(Part of a data file)
****************

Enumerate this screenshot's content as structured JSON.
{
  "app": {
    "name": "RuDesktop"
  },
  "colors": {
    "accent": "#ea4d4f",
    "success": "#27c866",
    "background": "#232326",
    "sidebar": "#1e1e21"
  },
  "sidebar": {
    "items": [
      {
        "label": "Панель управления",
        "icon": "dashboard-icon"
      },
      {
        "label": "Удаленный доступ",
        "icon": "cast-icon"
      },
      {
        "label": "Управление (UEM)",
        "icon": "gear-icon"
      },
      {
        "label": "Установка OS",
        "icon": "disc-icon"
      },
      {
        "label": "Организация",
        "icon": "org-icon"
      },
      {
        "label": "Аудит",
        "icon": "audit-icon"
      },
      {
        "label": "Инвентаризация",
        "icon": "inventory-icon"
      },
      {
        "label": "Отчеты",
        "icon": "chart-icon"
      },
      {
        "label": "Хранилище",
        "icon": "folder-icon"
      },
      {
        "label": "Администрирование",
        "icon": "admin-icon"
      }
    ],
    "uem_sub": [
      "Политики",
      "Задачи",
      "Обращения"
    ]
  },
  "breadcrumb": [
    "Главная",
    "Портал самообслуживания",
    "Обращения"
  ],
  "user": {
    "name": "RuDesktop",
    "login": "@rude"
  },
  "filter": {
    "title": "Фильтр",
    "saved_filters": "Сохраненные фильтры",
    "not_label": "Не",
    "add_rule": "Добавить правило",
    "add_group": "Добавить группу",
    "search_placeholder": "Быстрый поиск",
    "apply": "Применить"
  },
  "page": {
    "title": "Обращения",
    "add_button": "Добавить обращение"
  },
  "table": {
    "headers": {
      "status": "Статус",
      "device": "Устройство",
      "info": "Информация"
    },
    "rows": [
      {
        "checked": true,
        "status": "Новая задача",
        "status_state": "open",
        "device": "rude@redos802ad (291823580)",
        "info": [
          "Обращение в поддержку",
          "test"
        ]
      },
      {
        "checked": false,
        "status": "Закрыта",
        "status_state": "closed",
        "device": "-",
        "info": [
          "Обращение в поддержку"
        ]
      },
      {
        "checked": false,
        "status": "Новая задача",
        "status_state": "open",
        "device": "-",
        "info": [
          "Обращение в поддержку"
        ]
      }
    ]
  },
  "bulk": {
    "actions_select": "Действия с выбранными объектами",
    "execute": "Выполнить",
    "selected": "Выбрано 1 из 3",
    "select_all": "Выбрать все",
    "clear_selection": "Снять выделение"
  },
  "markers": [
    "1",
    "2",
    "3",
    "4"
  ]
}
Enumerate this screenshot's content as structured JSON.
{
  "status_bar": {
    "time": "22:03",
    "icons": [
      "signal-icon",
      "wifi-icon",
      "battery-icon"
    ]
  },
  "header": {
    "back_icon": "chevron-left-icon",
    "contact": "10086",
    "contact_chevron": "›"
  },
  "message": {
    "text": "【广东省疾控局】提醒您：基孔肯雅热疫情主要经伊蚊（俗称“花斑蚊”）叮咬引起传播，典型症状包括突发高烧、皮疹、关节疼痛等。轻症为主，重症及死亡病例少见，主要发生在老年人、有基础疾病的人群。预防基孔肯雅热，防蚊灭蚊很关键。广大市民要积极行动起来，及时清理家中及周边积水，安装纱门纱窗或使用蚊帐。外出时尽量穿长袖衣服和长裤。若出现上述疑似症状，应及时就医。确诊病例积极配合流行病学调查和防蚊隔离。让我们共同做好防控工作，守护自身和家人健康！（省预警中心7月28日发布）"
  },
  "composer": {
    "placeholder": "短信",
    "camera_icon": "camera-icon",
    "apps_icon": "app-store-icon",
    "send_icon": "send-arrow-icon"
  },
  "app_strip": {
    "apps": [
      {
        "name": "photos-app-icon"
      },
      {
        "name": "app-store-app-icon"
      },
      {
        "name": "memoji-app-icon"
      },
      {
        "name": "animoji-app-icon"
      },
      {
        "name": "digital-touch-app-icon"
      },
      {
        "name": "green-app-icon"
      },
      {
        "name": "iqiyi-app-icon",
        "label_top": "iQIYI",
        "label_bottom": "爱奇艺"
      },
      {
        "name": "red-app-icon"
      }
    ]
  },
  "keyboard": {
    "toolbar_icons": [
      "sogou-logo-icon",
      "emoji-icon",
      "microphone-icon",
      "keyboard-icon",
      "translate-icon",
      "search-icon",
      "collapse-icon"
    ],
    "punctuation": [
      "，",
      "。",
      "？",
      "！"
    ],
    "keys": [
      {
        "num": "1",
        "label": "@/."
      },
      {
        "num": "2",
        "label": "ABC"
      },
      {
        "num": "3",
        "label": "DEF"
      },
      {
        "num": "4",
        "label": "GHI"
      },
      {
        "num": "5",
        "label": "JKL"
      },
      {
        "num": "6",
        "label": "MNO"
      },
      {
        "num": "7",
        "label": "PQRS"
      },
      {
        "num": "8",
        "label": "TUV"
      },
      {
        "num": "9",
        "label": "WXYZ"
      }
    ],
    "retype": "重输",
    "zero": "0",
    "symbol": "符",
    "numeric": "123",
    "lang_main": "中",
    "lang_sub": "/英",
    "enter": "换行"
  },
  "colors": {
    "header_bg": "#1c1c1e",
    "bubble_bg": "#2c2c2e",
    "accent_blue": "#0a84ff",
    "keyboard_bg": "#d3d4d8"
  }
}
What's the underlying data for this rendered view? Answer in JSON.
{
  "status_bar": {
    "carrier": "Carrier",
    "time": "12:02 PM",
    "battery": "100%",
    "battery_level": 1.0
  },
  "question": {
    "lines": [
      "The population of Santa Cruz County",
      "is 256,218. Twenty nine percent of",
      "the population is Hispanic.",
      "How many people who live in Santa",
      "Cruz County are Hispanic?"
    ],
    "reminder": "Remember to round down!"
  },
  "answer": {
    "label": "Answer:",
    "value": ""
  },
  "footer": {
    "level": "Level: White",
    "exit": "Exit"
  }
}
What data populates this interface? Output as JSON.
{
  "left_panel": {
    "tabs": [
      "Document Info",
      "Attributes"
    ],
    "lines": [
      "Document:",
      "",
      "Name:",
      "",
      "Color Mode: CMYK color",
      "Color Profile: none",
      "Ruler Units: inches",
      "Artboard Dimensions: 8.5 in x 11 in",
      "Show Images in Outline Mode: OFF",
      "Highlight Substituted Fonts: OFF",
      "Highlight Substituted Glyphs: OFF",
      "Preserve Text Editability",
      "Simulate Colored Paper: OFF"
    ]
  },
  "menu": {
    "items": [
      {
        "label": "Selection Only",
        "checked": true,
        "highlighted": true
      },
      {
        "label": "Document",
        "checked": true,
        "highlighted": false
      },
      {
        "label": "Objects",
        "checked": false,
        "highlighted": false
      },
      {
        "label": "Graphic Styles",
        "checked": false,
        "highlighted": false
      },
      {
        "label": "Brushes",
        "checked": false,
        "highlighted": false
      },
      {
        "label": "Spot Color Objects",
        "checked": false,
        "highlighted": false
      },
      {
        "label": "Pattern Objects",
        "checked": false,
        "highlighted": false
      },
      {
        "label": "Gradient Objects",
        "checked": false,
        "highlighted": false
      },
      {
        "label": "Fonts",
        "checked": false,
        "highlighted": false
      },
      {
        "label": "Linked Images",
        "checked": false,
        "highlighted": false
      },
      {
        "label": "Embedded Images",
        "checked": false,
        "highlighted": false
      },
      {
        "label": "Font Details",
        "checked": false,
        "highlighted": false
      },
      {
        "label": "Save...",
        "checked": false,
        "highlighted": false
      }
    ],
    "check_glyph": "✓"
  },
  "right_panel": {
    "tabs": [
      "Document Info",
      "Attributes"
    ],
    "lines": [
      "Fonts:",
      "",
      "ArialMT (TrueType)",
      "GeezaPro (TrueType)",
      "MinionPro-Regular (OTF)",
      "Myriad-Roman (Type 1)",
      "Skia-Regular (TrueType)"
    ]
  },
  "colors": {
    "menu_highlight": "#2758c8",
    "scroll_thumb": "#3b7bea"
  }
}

****************

[EXERCISE PROMPT] Copy all lines of the material above where the string "this" occurs.

[SOLUTION TO THE EXERCISE]
Enumerate this screenshot's content as structured JSON.
Enumerate this screenshot's content as structured JSON.
What's the underlying data for this rendered view? Answer in JSON.
What data populates this interface? Output as JSON.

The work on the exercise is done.